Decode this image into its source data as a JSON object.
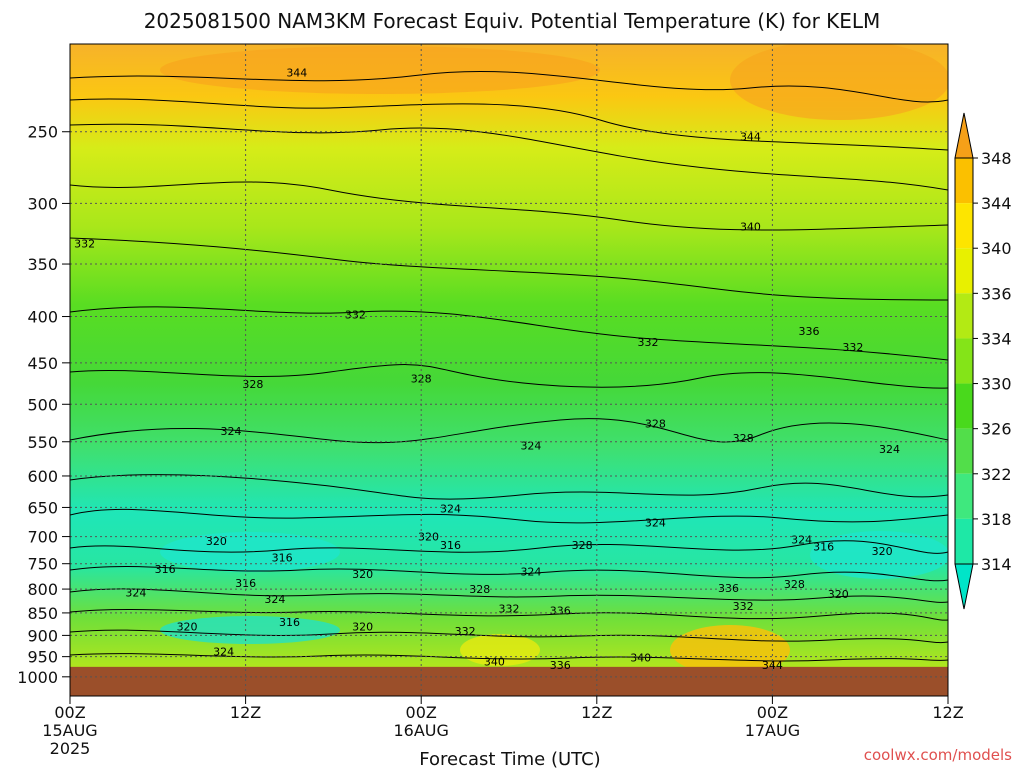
{
  "chart_data": {
    "type": "heatmap",
    "title": "2025081500 NAM3KM Forecast Equiv. Potential Temperature (K) for KELM",
    "xlabel": "Forecast Time (UTC)",
    "ylabel": "",
    "credit": "coolwx.com/models",
    "x_ticks": [
      {
        "hour": 0,
        "label": "00Z",
        "sub": "15AUG",
        "sub2": "2025"
      },
      {
        "hour": 12,
        "label": "12Z",
        "sub": "",
        "sub2": ""
      },
      {
        "hour": 24,
        "label": "00Z",
        "sub": "16AUG",
        "sub2": ""
      },
      {
        "hour": 36,
        "label": "12Z",
        "sub": "",
        "sub2": ""
      },
      {
        "hour": 48,
        "label": "00Z",
        "sub": "17AUG",
        "sub2": ""
      },
      {
        "hour": 60,
        "label": "12Z",
        "sub": "",
        "sub2": ""
      }
    ],
    "xlim": [
      0,
      60
    ],
    "y_scale": "log",
    "ylim": [
      1050,
      200
    ],
    "y_ticks": [
      250,
      300,
      350,
      400,
      450,
      500,
      550,
      600,
      650,
      700,
      750,
      800,
      850,
      900,
      950,
      1000
    ],
    "colorbar": {
      "levels": [
        314,
        318,
        322,
        326,
        330,
        334,
        336,
        340,
        344,
        348
      ],
      "colors": [
        "#00e5c8",
        "#1ee8a6",
        "#3fe87e",
        "#52de4a",
        "#49d91c",
        "#84e418",
        "#b3ea14",
        "#e8f000",
        "#fde500",
        "#fbc000",
        "#f6a018"
      ],
      "extend": "both"
    },
    "surface_color": "#9b4f2a",
    "surface_pressure": 975,
    "grid": true,
    "contour_labels": [
      {
        "t": 15.5,
        "p": 215,
        "v": "344"
      },
      {
        "t": 46.5,
        "p": 253,
        "v": "344"
      },
      {
        "t": 1.0,
        "p": 332,
        "v": "332"
      },
      {
        "t": 46.5,
        "p": 318,
        "v": "340"
      },
      {
        "t": 19.5,
        "p": 398,
        "v": "332"
      },
      {
        "t": 50.5,
        "p": 415,
        "v": "336"
      },
      {
        "t": 39.5,
        "p": 427,
        "v": "332"
      },
      {
        "t": 53.5,
        "p": 432,
        "v": "332"
      },
      {
        "t": 12.5,
        "p": 475,
        "v": "328"
      },
      {
        "t": 24.0,
        "p": 468,
        "v": "328"
      },
      {
        "t": 40.0,
        "p": 525,
        "v": "328"
      },
      {
        "t": 46.0,
        "p": 545,
        "v": "328"
      },
      {
        "t": 11.0,
        "p": 535,
        "v": "324"
      },
      {
        "t": 31.5,
        "p": 555,
        "v": "324"
      },
      {
        "t": 56.0,
        "p": 560,
        "v": "324"
      },
      {
        "t": 26.0,
        "p": 652,
        "v": "324"
      },
      {
        "t": 40.0,
        "p": 675,
        "v": "324"
      },
      {
        "t": 50.0,
        "p": 705,
        "v": "324"
      },
      {
        "t": 10.0,
        "p": 708,
        "v": "320"
      },
      {
        "t": 24.5,
        "p": 700,
        "v": "320"
      },
      {
        "t": 26.0,
        "p": 715,
        "v": "316"
      },
      {
        "t": 35.0,
        "p": 715,
        "v": "328"
      },
      {
        "t": 51.5,
        "p": 718,
        "v": "316"
      },
      {
        "t": 55.5,
        "p": 726,
        "v": "320"
      },
      {
        "t": 14.5,
        "p": 738,
        "v": "316"
      },
      {
        "t": 6.5,
        "p": 760,
        "v": "316"
      },
      {
        "t": 20.0,
        "p": 770,
        "v": "320"
      },
      {
        "t": 31.5,
        "p": 765,
        "v": "324"
      },
      {
        "t": 12.0,
        "p": 788,
        "v": "316"
      },
      {
        "t": 4.5,
        "p": 807,
        "v": "324"
      },
      {
        "t": 14.0,
        "p": 820,
        "v": "324"
      },
      {
        "t": 28.0,
        "p": 800,
        "v": "328"
      },
      {
        "t": 45.0,
        "p": 798,
        "v": "336"
      },
      {
        "t": 49.5,
        "p": 790,
        "v": "328"
      },
      {
        "t": 52.5,
        "p": 810,
        "v": "320"
      },
      {
        "t": 30.0,
        "p": 840,
        "v": "332"
      },
      {
        "t": 33.5,
        "p": 845,
        "v": "336"
      },
      {
        "t": 46.0,
        "p": 835,
        "v": "332"
      },
      {
        "t": 15.0,
        "p": 870,
        "v": "316"
      },
      {
        "t": 8.0,
        "p": 880,
        "v": "320"
      },
      {
        "t": 20.0,
        "p": 880,
        "v": "320"
      },
      {
        "t": 27.0,
        "p": 890,
        "v": "332"
      },
      {
        "t": 29.0,
        "p": 962,
        "v": "340"
      },
      {
        "t": 33.5,
        "p": 970,
        "v": "336"
      },
      {
        "t": 39.0,
        "p": 952,
        "v": "340"
      },
      {
        "t": 48.0,
        "p": 970,
        "v": "344"
      },
      {
        "t": 10.5,
        "p": 938,
        "v": "324"
      }
    ]
  }
}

========

Give an exact reproduction of every line, leaving out any picture.

_Written response_.
Decode this image into its source data as a JSON object.
{
  "chart_data": {
    "type": "heatmap",
    "title": "2025081500 NAM3KM Forecast Equiv. Potential Temperature (K) for KELM",
    "xlabel": "Forecast Time (UTC)",
    "ylabel": "",
    "credit": "coolwx.com/models",
    "x_ticks": [
      {
        "hour": 0,
        "label": "00Z",
        "sub": "15AUG",
        "sub2": "2025"
      },
      {
        "hour": 12,
        "label": "12Z",
        "sub": "",
        "sub2": ""
      },
      {
        "hour": 24,
        "label": "00Z",
        "sub": "16AUG",
        "sub2": ""
      },
      {
        "hour": 36,
        "label": "12Z",
        "sub": "",
        "sub2": ""
      },
      {
        "hour": 48,
        "label": "00Z",
        "sub": "17AUG",
        "sub2": ""
      },
      {
        "hour": 60,
        "label": "12Z",
        "sub": "",
        "sub2": ""
      }
    ],
    "xlim": [
      0,
      60
    ],
    "y_scale": "log",
    "ylim": [
      1050,
      200
    ],
    "y_ticks": [
      250,
      300,
      350,
      400,
      450,
      500,
      550,
      600,
      650,
      700,
      750,
      800,
      850,
      900,
      950,
      1000
    ],
    "colorbar": {
      "levels": [
        314,
        318,
        322,
        326,
        330,
        334,
        336,
        340,
        344,
        348
      ],
      "colors": [
        "#00e5c8",
        "#1ee8a6",
        "#3fe87e",
        "#52de4a",
        "#49d91c",
        "#84e418",
        "#b3ea14",
        "#e8f000",
        "#fde500",
        "#fbc000",
        "#f6a018"
      ],
      "extend": "both"
    },
    "surface_color": "#9b4f2a",
    "surface_pressure": 975,
    "grid": true,
    "contour_labels": [
      {
        "t": 15.5,
        "p": 215,
        "v": "344"
      },
      {
        "t": 46.5,
        "p": 253,
        "v": "344"
      },
      {
        "t": 1.0,
        "p": 332,
        "v": "332"
      },
      {
        "t": 46.5,
        "p": 318,
        "v": "340"
      },
      {
        "t": 19.5,
        "p": 398,
        "v": "332"
      },
      {
        "t": 50.5,
        "p": 415,
        "v": "336"
      },
      {
        "t": 39.5,
        "p": 427,
        "v": "332"
      },
      {
        "t": 53.5,
        "p": 432,
        "v": "332"
      },
      {
        "t": 12.5,
        "p": 475,
        "v": "328"
      },
      {
        "t": 24.0,
        "p": 468,
        "v": "328"
      },
      {
        "t": 40.0,
        "p": 525,
        "v": "328"
      },
      {
        "t": 46.0,
        "p": 545,
        "v": "328"
      },
      {
        "t": 11.0,
        "p": 535,
        "v": "324"
      },
      {
        "t": 31.5,
        "p": 555,
        "v": "324"
      },
      {
        "t": 56.0,
        "p": 560,
        "v": "324"
      },
      {
        "t": 26.0,
        "p": 652,
        "v": "324"
      },
      {
        "t": 40.0,
        "p": 675,
        "v": "324"
      },
      {
        "t": 50.0,
        "p": 705,
        "v": "324"
      },
      {
        "t": 10.0,
        "p": 708,
        "v": "320"
      },
      {
        "t": 24.5,
        "p": 700,
        "v": "320"
      },
      {
        "t": 26.0,
        "p": 715,
        "v": "316"
      },
      {
        "t": 35.0,
        "p": 715,
        "v": "328"
      },
      {
        "t": 51.5,
        "p": 718,
        "v": "316"
      },
      {
        "t": 55.5,
        "p": 726,
        "v": "320"
      },
      {
        "t": 14.5,
        "p": 738,
        "v": "316"
      },
      {
        "t": 6.5,
        "p": 760,
        "v": "316"
      },
      {
        "t": 20.0,
        "p": 770,
        "v": "320"
      },
      {
        "t": 31.5,
        "p": 765,
        "v": "324"
      },
      {
        "t": 12.0,
        "p": 788,
        "v": "316"
      },
      {
        "t": 4.5,
        "p": 807,
        "v": "324"
      },
      {
        "t": 14.0,
        "p": 820,
        "v": "324"
      },
      {
        "t": 28.0,
        "p": 800,
        "v": "328"
      },
      {
        "t": 45.0,
        "p": 798,
        "v": "336"
      },
      {
        "t": 49.5,
        "p": 790,
        "v": "328"
      },
      {
        "t": 52.5,
        "p": 810,
        "v": "320"
      },
      {
        "t": 30.0,
        "p": 840,
        "v": "332"
      },
      {
        "t": 33.5,
        "p": 845,
        "v": "336"
      },
      {
        "t": 46.0,
        "p": 835,
        "v": "332"
      },
      {
        "t": 15.0,
        "p": 870,
        "v": "316"
      },
      {
        "t": 8.0,
        "p": 880,
        "v": "320"
      },
      {
        "t": 20.0,
        "p": 880,
        "v": "320"
      },
      {
        "t": 27.0,
        "p": 890,
        "v": "332"
      },
      {
        "t": 29.0,
        "p": 962,
        "v": "340"
      },
      {
        "t": 33.5,
        "p": 970,
        "v": "336"
      },
      {
        "t": 39.0,
        "p": 952,
        "v": "340"
      },
      {
        "t": 48.0,
        "p": 970,
        "v": "344"
      },
      {
        "t": 10.5,
        "p": 938,
        "v": "324"
      }
    ]
  }
}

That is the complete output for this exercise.